The records:
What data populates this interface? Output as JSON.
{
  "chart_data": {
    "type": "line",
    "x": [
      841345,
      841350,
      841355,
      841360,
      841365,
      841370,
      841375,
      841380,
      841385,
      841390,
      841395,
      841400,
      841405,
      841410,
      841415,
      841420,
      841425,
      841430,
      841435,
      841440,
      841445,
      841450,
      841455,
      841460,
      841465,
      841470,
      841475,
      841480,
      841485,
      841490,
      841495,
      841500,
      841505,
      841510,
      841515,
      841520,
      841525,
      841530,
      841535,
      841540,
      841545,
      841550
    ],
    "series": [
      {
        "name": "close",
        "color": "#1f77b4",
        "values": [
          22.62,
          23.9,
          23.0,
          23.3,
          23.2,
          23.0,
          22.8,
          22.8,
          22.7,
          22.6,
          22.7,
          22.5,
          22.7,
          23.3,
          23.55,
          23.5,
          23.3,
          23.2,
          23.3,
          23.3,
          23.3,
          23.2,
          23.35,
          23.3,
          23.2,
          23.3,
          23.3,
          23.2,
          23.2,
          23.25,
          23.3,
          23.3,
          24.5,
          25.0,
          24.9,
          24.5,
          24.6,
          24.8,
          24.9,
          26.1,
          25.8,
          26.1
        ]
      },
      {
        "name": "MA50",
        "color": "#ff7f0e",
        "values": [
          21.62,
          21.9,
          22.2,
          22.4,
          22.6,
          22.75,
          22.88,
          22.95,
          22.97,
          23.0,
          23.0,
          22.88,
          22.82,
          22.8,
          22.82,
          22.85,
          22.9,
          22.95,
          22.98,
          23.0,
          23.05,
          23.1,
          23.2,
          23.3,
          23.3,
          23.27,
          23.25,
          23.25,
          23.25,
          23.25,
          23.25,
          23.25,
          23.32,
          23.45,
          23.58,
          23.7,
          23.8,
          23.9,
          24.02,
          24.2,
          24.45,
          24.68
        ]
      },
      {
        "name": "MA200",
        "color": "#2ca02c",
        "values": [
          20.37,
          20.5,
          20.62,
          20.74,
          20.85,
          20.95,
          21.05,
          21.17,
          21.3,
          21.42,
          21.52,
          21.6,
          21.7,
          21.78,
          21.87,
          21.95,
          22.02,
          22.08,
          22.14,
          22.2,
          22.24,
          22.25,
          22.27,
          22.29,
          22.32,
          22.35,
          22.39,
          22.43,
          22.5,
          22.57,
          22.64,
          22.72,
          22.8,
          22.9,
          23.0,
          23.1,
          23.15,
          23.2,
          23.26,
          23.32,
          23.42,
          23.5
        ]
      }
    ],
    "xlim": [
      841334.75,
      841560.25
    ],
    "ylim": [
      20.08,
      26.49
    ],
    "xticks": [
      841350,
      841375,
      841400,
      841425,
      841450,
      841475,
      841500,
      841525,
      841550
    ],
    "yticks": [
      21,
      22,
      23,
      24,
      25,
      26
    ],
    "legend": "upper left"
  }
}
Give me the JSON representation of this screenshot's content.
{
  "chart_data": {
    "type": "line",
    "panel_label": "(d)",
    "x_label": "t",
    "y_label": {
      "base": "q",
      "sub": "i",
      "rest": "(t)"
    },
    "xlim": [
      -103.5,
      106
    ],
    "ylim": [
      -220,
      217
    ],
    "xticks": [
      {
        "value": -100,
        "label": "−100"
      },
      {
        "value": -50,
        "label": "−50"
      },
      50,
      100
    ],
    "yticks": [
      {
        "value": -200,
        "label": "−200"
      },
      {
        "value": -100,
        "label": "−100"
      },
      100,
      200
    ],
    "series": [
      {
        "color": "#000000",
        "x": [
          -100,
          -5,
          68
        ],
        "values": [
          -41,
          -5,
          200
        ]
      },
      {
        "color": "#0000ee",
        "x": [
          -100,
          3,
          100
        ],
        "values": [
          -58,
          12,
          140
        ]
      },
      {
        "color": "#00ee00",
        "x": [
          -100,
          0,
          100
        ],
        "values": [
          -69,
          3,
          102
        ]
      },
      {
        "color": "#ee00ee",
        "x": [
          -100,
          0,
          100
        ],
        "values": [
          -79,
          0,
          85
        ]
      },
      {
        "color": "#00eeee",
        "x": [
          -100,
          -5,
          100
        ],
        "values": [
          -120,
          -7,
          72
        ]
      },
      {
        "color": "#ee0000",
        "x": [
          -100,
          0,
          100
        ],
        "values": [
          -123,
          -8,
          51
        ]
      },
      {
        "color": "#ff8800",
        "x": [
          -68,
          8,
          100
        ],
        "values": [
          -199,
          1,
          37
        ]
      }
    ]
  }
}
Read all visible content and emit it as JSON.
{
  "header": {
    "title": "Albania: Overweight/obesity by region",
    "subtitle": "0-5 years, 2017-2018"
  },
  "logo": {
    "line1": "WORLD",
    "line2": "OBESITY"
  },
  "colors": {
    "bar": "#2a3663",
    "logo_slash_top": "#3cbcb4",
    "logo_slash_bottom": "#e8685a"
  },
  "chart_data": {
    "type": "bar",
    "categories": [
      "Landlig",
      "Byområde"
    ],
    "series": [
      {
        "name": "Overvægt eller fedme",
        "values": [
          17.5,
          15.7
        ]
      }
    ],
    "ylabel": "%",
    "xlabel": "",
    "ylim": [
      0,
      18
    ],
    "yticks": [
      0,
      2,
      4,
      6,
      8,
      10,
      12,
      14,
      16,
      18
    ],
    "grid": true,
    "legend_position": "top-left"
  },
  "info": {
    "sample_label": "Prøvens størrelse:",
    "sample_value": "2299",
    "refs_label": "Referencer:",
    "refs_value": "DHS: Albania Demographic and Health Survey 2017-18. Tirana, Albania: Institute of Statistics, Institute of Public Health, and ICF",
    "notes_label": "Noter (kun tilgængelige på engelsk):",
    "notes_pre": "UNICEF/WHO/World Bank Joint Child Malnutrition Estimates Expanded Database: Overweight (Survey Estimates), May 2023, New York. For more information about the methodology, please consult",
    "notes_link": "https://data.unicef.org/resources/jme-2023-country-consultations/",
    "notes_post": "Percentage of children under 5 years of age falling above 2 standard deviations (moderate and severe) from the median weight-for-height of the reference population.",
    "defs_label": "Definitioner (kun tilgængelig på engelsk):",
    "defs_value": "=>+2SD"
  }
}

Work to be completed:
Pull every line holding "this" out of the records.

The reply:
What data populates this interface? Output as JSON.
Give me the JSON representation of this screenshot's content.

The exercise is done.